__BRONTEKST__.
Uitspraak 201001553/1/H3


Volledige tekst

201001553/1/H3.
Datum uitspraak: 2 februari 2011

AFDELING
BESTUURSRECHTSPRAAK

Uitspraak op het hoger beroep van:

de korpsbeheerder van de politieregio Noord-Holland Noord,
appellant,

tegen de uitspraak van de rechtbank Alkmaar van 22 december 2009 in zaak nr. 08/1825 in het geding tussen:

[wederpartij], wonend te Utrecht,

en

de korpsbeheerder.

1. Procesverloop

Bij besluit van 20 juli 2007 heeft de korpsbeheerder het verzoek van [wederpartij] om verstrekking van alle in 2006 verleende verloven tot het voorhanden hebben van een vuurwapen afgewezen. De korpsbeheerder heeft zich bij dit besluit beperkt tot het verstrekken van een digitaal uittreksel uit een geautomatiseerd systeem met informatie over de in 2006 verleende verloven en heeft [wederpartij] van de in dat jaar geweigerde verloven een geanonimiseerd afschrift verstrekt.

__OPGESLAGEN LIJST__.
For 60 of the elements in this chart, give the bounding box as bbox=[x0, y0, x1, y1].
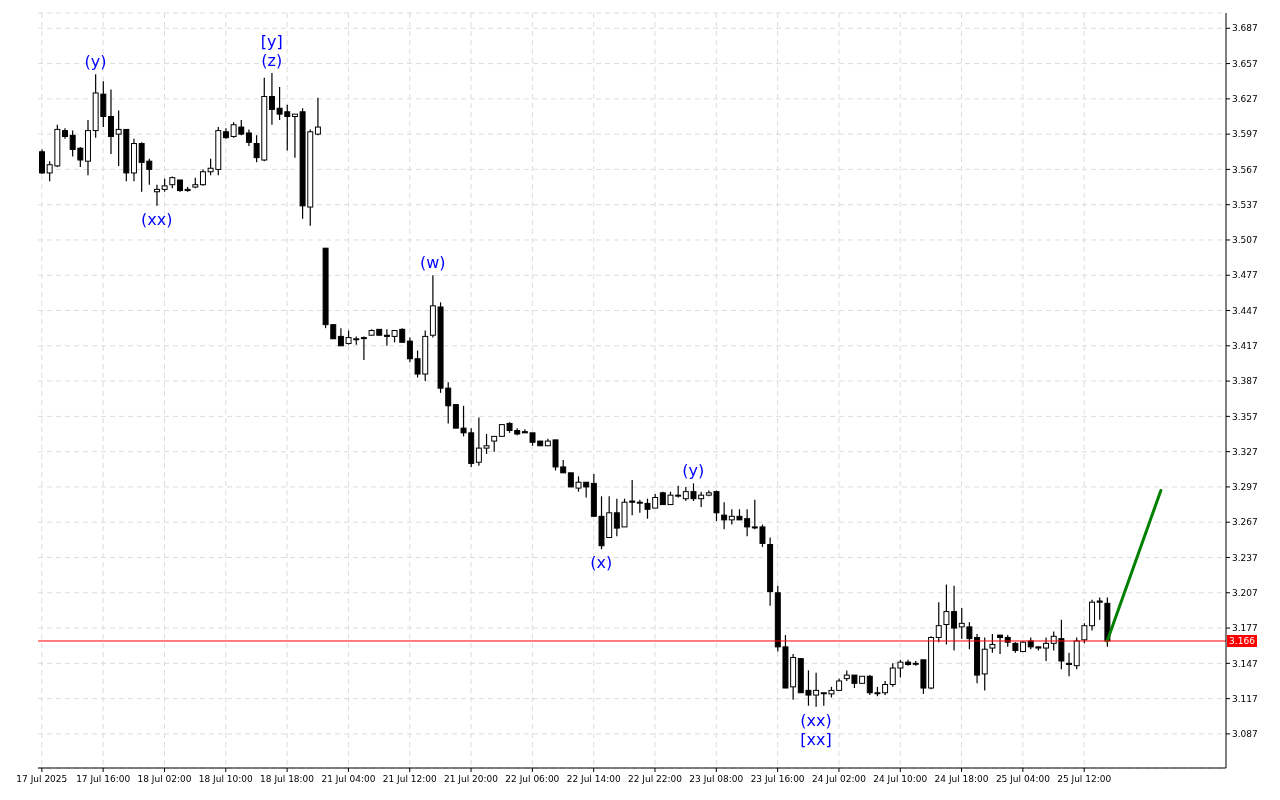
y-tick-label: 3.627 bbox=[1232, 94, 1258, 105]
x-tick-label: 18 Jul 18:00 bbox=[260, 774, 315, 784]
candlestick bbox=[1096, 596, 1103, 621]
y-tick-label: 3.597 bbox=[1232, 129, 1258, 140]
annotation: (xx) bbox=[800, 710, 832, 730]
x-tick-label: 25 Jul 12:00 bbox=[1057, 774, 1112, 784]
x-tick-label: 24 Jul 02:00 bbox=[811, 774, 867, 784]
y-tick-label: 3.297 bbox=[1232, 482, 1258, 493]
x-tick-label: 24 Jul 10:00 bbox=[873, 774, 928, 784]
y-tick-label: 3.327 bbox=[1232, 446, 1258, 457]
candlestick bbox=[935, 601, 942, 643]
annotation: (z) bbox=[261, 50, 283, 70]
y-tick-label: 3.237 bbox=[1232, 552, 1258, 563]
annotation: (x) bbox=[590, 553, 613, 573]
y-tick-label: 3.177 bbox=[1232, 623, 1258, 634]
y-tick-label: 3.507 bbox=[1232, 235, 1258, 246]
y-tick-label: 3.417 bbox=[1232, 341, 1258, 352]
annotation: (w) bbox=[419, 253, 446, 273]
y-tick-label: 3.207 bbox=[1232, 587, 1258, 598]
candlestick bbox=[1066, 652, 1073, 677]
x-tick-label: 22 Jul 06:00 bbox=[505, 774, 560, 784]
ref-line-label: 3.166 bbox=[1229, 635, 1256, 646]
x-tick-label: 22 Jul 14:00 bbox=[566, 774, 621, 784]
candlestick bbox=[108, 88, 114, 155]
y-tick-label: 3.447 bbox=[1232, 305, 1258, 316]
candlestick bbox=[997, 634, 1004, 655]
x-tick-label: 22 Jul 22:00 bbox=[628, 774, 683, 784]
annotation: (xx) bbox=[141, 209, 173, 229]
y-tick-label: 3.117 bbox=[1232, 693, 1258, 704]
x-tick-label: 21 Jul 12:00 bbox=[382, 774, 437, 784]
candlestick bbox=[39, 148, 45, 175]
y-tick-label: 3.537 bbox=[1232, 199, 1258, 210]
x-tick-label: 24 Jul 18:00 bbox=[934, 774, 989, 784]
x-tick-label: 23 Jul 08:00 bbox=[689, 774, 744, 784]
y-tick-label: 3.687 bbox=[1232, 23, 1258, 34]
annotation: [y] bbox=[260, 31, 283, 51]
x-tick-label: 17 Jul 16:00 bbox=[76, 774, 131, 784]
candlestick bbox=[989, 633, 996, 654]
x-tick-label: 21 Jul 20:00 bbox=[444, 774, 499, 784]
y-tick-label: 3.477 bbox=[1232, 270, 1258, 281]
annotation: (y) bbox=[84, 52, 107, 72]
x-tick-label: 23 Jul 16:00 bbox=[750, 774, 805, 784]
annotation: [xx] bbox=[800, 729, 832, 749]
y-tick-label: 3.387 bbox=[1232, 376, 1258, 387]
annotation: (y) bbox=[682, 461, 705, 481]
y-tick-label: 3.567 bbox=[1232, 164, 1258, 175]
x-tick-label: 18 Jul 10:00 bbox=[198, 774, 254, 784]
y-tick-label: 3.267 bbox=[1232, 517, 1258, 528]
x-tick-label: 18 Jul 02:00 bbox=[137, 774, 192, 784]
y-tick-label: 3.147 bbox=[1232, 658, 1258, 669]
candlestick bbox=[314, 97, 321, 136]
y-tick-label: 3.657 bbox=[1232, 58, 1258, 69]
x-tick-label: 25 Jul 04:00 bbox=[995, 774, 1051, 784]
candlestick bbox=[153, 184, 160, 207]
x-tick-label: 17 Jul 2025 bbox=[16, 774, 68, 784]
x-tick-label: 21 Jul 04:00 bbox=[321, 774, 376, 784]
y-tick-label: 3.357 bbox=[1232, 411, 1258, 422]
candlestick bbox=[360, 335, 367, 361]
y-tick-label: 3.087 bbox=[1232, 729, 1258, 740]
candlestick bbox=[721, 501, 728, 530]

__OPDRACHT 1__.
Noem alle volledige datums (dag, maand en jaar) die in de brontekst voorkomen.
__OPDRACHT 2__.
Zet alles in de lijst vanaf de regel met "y-tick-label: 3.627 bbox=[1232, 94, 1258, 105]" tot en met de regel met "annotation: (xx) bbox=[800, 710, 832, 730]" om in een Markdown-tabel met de kolommen Nr. en Regel.
De brontekst en de lijst hebben niets met elkaar te maken.

__UITWERKING 1__.
2 februari 2011
22 december 2009
20 juli 2007

__UITWERKING 2__.
| Nr. | Regel |
|---|---|
| 1 | y-tick-label: 3.627 bbox=[1232, 94, 1258, 105] |
| 2 | x-tick-label: 18 Jul 18:00 bbox=[260, 774, 315, 784] |
| 3 | candlestick bbox=[1096, 596, 1103, 621] |
| 4 | y-tick-label: 3.597 bbox=[1232, 129, 1258, 140] |
| 5 | annotation: (xx) bbox=[800, 710, 832, 730] |